* _DATA FOR THIS TASK_:
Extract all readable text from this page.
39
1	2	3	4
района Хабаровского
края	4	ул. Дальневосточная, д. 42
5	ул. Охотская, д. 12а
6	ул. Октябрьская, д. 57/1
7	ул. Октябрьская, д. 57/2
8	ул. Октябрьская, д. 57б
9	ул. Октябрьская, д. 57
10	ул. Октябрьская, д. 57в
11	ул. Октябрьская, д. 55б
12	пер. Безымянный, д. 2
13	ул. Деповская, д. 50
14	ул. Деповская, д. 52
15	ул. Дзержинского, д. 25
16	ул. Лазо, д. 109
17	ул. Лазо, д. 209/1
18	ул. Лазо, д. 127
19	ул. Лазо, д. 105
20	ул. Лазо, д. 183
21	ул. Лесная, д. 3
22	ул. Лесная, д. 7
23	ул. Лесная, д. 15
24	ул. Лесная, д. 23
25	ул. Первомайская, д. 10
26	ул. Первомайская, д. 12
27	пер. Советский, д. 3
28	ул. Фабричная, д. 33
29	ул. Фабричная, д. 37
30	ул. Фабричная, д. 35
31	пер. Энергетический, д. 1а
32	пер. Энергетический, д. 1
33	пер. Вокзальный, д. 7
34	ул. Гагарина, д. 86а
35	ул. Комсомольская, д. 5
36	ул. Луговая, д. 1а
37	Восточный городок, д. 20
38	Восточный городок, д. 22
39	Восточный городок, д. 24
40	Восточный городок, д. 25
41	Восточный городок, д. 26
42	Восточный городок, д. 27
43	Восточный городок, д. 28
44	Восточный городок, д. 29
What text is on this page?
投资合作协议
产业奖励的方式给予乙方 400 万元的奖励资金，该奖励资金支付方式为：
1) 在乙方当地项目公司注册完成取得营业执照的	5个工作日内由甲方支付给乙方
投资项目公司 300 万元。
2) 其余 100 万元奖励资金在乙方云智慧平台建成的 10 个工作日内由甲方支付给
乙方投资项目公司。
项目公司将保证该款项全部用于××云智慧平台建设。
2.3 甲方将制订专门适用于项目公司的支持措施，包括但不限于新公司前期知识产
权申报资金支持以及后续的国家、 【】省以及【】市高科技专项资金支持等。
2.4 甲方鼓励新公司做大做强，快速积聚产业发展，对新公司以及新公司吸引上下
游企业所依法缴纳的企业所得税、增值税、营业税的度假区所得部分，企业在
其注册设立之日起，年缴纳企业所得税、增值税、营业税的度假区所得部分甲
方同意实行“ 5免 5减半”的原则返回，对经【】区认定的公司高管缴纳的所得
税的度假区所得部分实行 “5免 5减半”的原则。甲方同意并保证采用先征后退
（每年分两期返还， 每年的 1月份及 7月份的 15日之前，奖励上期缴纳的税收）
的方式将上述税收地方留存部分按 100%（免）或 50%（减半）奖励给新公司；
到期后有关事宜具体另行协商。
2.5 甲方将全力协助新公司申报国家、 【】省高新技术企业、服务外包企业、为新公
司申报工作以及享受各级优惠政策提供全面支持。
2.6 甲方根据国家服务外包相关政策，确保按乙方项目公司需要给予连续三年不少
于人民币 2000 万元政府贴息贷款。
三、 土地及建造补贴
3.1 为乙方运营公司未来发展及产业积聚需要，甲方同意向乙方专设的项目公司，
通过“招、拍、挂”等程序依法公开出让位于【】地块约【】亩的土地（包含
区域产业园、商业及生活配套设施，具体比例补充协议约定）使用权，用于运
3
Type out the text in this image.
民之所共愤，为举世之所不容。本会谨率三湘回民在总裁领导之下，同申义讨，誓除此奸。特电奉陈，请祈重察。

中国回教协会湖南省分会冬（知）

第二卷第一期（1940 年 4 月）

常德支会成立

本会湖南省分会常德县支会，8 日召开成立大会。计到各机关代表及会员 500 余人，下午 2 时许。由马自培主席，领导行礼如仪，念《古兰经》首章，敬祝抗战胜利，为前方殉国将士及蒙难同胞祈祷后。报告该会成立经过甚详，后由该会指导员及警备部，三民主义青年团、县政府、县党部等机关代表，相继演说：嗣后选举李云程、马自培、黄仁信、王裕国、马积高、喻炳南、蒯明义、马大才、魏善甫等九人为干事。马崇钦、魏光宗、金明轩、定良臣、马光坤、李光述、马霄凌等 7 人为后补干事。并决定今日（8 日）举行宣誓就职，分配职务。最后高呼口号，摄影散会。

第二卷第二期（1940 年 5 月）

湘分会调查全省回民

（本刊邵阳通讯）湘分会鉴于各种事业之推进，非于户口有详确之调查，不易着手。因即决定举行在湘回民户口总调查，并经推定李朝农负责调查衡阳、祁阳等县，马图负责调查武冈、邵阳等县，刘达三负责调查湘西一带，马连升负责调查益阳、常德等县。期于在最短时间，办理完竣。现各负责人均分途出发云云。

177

* _EXERCISE INSTRUCTIONS_: Retype the data exactly as given.

* _EXERCISE ANSWER_:
Extract all readable text from this page.
39
1	2	3	4
района Хабаровского
края	4	ул. Дальневосточная, д. 42
5	ул. Охотская, д. 12а
6	ул. Октябрьская, д. 57/1
7	ул. Октябрьская, д. 57/2
8	ул. Октябрьская, д. 57б
9	ул. Октябрьская, д. 57
10	ул. Октябрьская, д. 57в
11	ул. Октябрьская, д. 55б
12	пер. Безымянный, д. 2
13	ул. Деповская, д. 50
14	ул. Деповская, д. 52
15	ул. Дзержинского, д. 25
16	ул. Лазо, д. 109
17	ул. Лазо, д. 209/1
18	ул. Лазо, д. 127
19	ул. Лазо, д. 105
20	ул. Лазо, д. 183
21	ул. Лесная, д. 3
22	ул. Лесная, д. 7
23	ул. Лесная, д. 15
24	ул. Лесная, д. 23
25	ул. Первомайская, д. 10
26	ул. Первомайская, д. 12
27	пер. Советский, д. 3
28	ул. Фабричная, д. 33
29	ул. Фабричная, д. 37
30	ул. Фабричная, д. 35
31	пер. Энергетический, д. 1а
32	пер. Энергетический, д. 1
33	пер. Вокзальный, д. 7
34	ул. Гагарина, д. 86а
35	ул. Комсомольская, д. 5
36	ул. Луговая, д. 1а
37	Восточный городок, д. 20
38	Восточный городок, д. 22
39	Восточный городок, д. 24
40	Восточный городок, д. 25
41	Восточный городок, д. 26
42	Восточный городок, д. 27
43	Восточный городок, д. 28
44	Восточный городок, д. 29
What text is on this page?
投资合作协议
产业奖励的方式给予乙方 400 万元的奖励资金，该奖励资金支付方式为：
1) 在乙方当地项目公司注册完成取得营业执照的	5个工作日内由甲方支付给乙方
投资项目公司 300 万元。
2) 其余 100 万元奖励资金在乙方云智慧平台建成的 10 个工作日内由甲方支付给
乙方投资项目公司。
项目公司将保证该款项全部用于××云智慧平台建设。
2.3 甲方将制订专门适用于项目公司的支持措施，包括但不限于新公司前期知识产
权申报资金支持以及后续的国家、 【】省以及【】市高科技专项资金支持等。
2.4 甲方鼓励新公司做大做强，快速积聚产业发展，对新公司以及新公司吸引上下
游企业所依法缴纳的企业所得税、增值税、营业税的度假区所得部分，企业在
其注册设立之日起，年缴纳企业所得税、增值税、营业税的度假区所得部分甲
方同意实行“ 5免 5减半”的原则返回，对经【】区认定的公司高管缴纳的所得
税的度假区所得部分实行 “5免 5减半”的原则。甲方同意并保证采用先征后退
（每年分两期返还， 每年的 1月份及 7月份的 15日之前，奖励上期缴纳的税收）
的方式将上述税收地方留存部分按 100%（免）或 50%（减半）奖励给新公司；
到期后有关事宜具体另行协商。
2.5 甲方将全力协助新公司申报国家、 【】省高新技术企业、服务外包企业、为新公
司申报工作以及享受各级优惠政策提供全面支持。
2.6 甲方根据国家服务外包相关政策，确保按乙方项目公司需要给予连续三年不少
于人民币 2000 万元政府贴息贷款。
三、 土地及建造补贴
3.1 为乙方运营公司未来发展及产业积聚需要，甲方同意向乙方专设的项目公司，
通过“招、拍、挂”等程序依法公开出让位于【】地块约【】亩的土地（包含
区域产业园、商业及生活配套设施，具体比例补充协议约定）使用权，用于运
3
Type out the text in this image.
民之所共愤，为举世之所不容。本会谨率三湘回民在总裁领导之下，同申义讨，誓除此奸。特电奉陈，请祈重察。

中国回教协会湖南省分会冬（知）

第二卷第一期（1940 年 4 月）

常德支会成立

本会湖南省分会常德县支会，8 日召开成立大会。计到各机关代表及会员 500 余人，下午 2 时许。由马自培主席，领导行礼如仪，念《古兰经》首章，敬祝抗战胜利，为前方殉国将士及蒙难同胞祈祷后。报告该会成立经过甚详，后由该会指导员及警备部，三民主义青年团、县政府、县党部等机关代表，相继演说：嗣后选举李云程、马自培、黄仁信、王裕国、马积高、喻炳南、蒯明义、马大才、魏善甫等九人为干事。马崇钦、魏光宗、金明轩、定良臣、马光坤、李光述、马霄凌等 7 人为后补干事。并决定今日（8 日）举行宣誓就职，分配职务。最后高呼口号，摄影散会。

第二卷第二期（1940 年 5 月）

湘分会调查全省回民

（本刊邵阳通讯）湘分会鉴于各种事业之推进，非于户口有详确之调查，不易着手。因即决定举行在湘回民户口总调查，并经推定李朝农负责调查衡阳、祁阳等县，马图负责调查武冈、邵阳等县，刘达三负责调查湘西一带，马连升负责调查益阳、常德等县。期于在最短时间，办理完竣。现各负责人均分途出发云云。

177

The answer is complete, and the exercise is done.